▶ _WRITTEN TASK_
What follows is a listing to be transcribed exactly.

Extracted data entries
========================================
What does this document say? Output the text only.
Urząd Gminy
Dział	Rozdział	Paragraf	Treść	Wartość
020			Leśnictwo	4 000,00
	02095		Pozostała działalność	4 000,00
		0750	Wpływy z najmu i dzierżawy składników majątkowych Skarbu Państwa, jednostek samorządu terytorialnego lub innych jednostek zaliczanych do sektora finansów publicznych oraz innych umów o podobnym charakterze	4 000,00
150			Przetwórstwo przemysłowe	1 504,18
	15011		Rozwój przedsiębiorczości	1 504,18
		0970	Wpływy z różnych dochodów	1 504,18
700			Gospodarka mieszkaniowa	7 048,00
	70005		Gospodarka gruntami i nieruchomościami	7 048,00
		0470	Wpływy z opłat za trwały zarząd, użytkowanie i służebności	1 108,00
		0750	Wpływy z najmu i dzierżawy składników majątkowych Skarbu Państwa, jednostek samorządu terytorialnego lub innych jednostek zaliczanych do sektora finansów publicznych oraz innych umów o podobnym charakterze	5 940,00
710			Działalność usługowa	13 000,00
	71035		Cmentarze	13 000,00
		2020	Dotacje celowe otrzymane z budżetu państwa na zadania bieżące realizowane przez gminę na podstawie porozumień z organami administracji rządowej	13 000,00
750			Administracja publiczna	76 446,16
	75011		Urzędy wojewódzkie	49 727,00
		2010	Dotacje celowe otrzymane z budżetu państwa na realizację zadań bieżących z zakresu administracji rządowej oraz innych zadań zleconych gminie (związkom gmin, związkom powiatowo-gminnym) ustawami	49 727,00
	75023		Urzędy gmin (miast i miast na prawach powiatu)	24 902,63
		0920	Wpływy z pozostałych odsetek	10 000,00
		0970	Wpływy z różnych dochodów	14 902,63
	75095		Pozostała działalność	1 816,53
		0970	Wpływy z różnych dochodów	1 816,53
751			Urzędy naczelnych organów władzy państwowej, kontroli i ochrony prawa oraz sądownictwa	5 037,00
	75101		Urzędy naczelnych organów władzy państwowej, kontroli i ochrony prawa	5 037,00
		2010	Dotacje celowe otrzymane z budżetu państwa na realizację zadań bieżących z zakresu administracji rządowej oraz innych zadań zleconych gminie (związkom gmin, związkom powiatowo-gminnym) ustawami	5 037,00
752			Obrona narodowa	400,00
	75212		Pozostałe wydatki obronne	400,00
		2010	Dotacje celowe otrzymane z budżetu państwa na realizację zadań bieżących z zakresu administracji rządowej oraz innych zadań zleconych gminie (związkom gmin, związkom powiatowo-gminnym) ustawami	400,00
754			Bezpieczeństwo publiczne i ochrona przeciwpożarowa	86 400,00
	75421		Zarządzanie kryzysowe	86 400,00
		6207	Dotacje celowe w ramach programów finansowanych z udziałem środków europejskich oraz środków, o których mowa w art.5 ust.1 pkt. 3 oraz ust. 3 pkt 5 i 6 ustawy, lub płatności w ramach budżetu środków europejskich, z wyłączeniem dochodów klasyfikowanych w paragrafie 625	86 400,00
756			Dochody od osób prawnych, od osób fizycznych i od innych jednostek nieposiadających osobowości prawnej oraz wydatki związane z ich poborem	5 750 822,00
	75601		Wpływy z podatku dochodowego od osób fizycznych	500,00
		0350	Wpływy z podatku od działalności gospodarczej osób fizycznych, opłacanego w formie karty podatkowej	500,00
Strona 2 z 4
========================================
▶ _SOLVED PROBLEM_
What does this document say? Output the text only.
Urząd Gminy
Dział	Rozdział	Paragraf	Treść	Wartość
020			Leśnictwo	4 000,00
	02095		Pozostała działalność	4 000,00
		0750	Wpływy z najmu i dzierżawy składników majątkowych Skarbu Państwa, jednostek samorządu terytorialnego lub innych jednostek zaliczanych do sektora finansów publicznych oraz innych umów o podobnym charakterze	4 000,00
150			Przetwórstwo przemysłowe	1 504,18
	15011		Rozwój przedsiębiorczości	1 504,18
		0970	Wpływy z różnych dochodów	1 504,18
700			Gospodarka mieszkaniowa	7 048,00
	70005		Gospodarka gruntami i nieruchomościami	7 048,00
		0470	Wpływy z opłat za trwały zarząd, użytkowanie i służebności	1 108,00
		0750	Wpływy z najmu i dzierżawy składników majątkowych Skarbu Państwa, jednostek samorządu terytorialnego lub innych jednostek zaliczanych do sektora finansów publicznych oraz innych umów o podobnym charakterze	5 940,00
710			Działalność usługowa	13 000,00
	71035		Cmentarze	13 000,00
		2020	Dotacje celowe otrzymane z budżetu państwa na zadania bieżące realizowane przez gminę na podstawie porozumień z organami administracji rządowej	13 000,00
750			Administracja publiczna	76 446,16
	75011		Urzędy wojewódzkie	49 727,00
		2010	Dotacje celowe otrzymane z budżetu państwa na realizację zadań bieżących z zakresu administracji rządowej oraz innych zadań zleconych gminie (związkom gmin, związkom powiatowo-gminnym) ustawami	49 727,00
	75023		Urzędy gmin (miast i miast na prawach powiatu)	24 902,63
		0920	Wpływy z pozostałych odsetek	10 000,00
		0970	Wpływy z różnych dochodów	14 902,63
	75095		Pozostała działalność	1 816,53
		0970	Wpływy z różnych dochodów	1 816,53
751			Urzędy naczelnych organów władzy państwowej, kontroli i ochrony prawa oraz sądownictwa	5 037,00
	75101		Urzędy naczelnych organów władzy państwowej, kontroli i ochrony prawa	5 037,00
		2010	Dotacje celowe otrzymane z budżetu państwa na realizację zadań bieżących z zakresu administracji rządowej oraz innych zadań zleconych gminie (związkom gmin, związkom powiatowo-gminnym) ustawami	5 037,00
752			Obrona narodowa	400,00
	75212		Pozostałe wydatki obronne	400,00
		2010	Dotacje celowe otrzymane z budżetu państwa na realizację zadań bieżących z zakresu administracji rządowej oraz innych zadań zleconych gminie (związkom gmin, związkom powiatowo-gminnym) ustawami	400,00
754			Bezpieczeństwo publiczne i ochrona przeciwpożarowa	86 400,00
	75421		Zarządzanie kryzysowe	86 400,00
		6207	Dotacje celowe w ramach programów finansowanych z udziałem środków europejskich oraz środków, o których mowa w art.5 ust.1 pkt. 3 oraz ust. 3 pkt 5 i 6 ustawy, lub płatności w ramach budżetu środków europejskich, z wyłączeniem dochodów klasyfikowanych w paragrafie 625	86 400,00
756			Dochody od osób prawnych, od osób fizycznych i od innych jednostek nieposiadających osobowości prawnej oraz wydatki związane z ich poborem	5 750 822,00
	75601		Wpływy z podatku dochodowego od osób fizycznych	500,00
		0350	Wpływy z podatku od działalności gospodarczej osób fizycznych, opłacanego w formie karty podatkowej	500,00
Strona 2 z 4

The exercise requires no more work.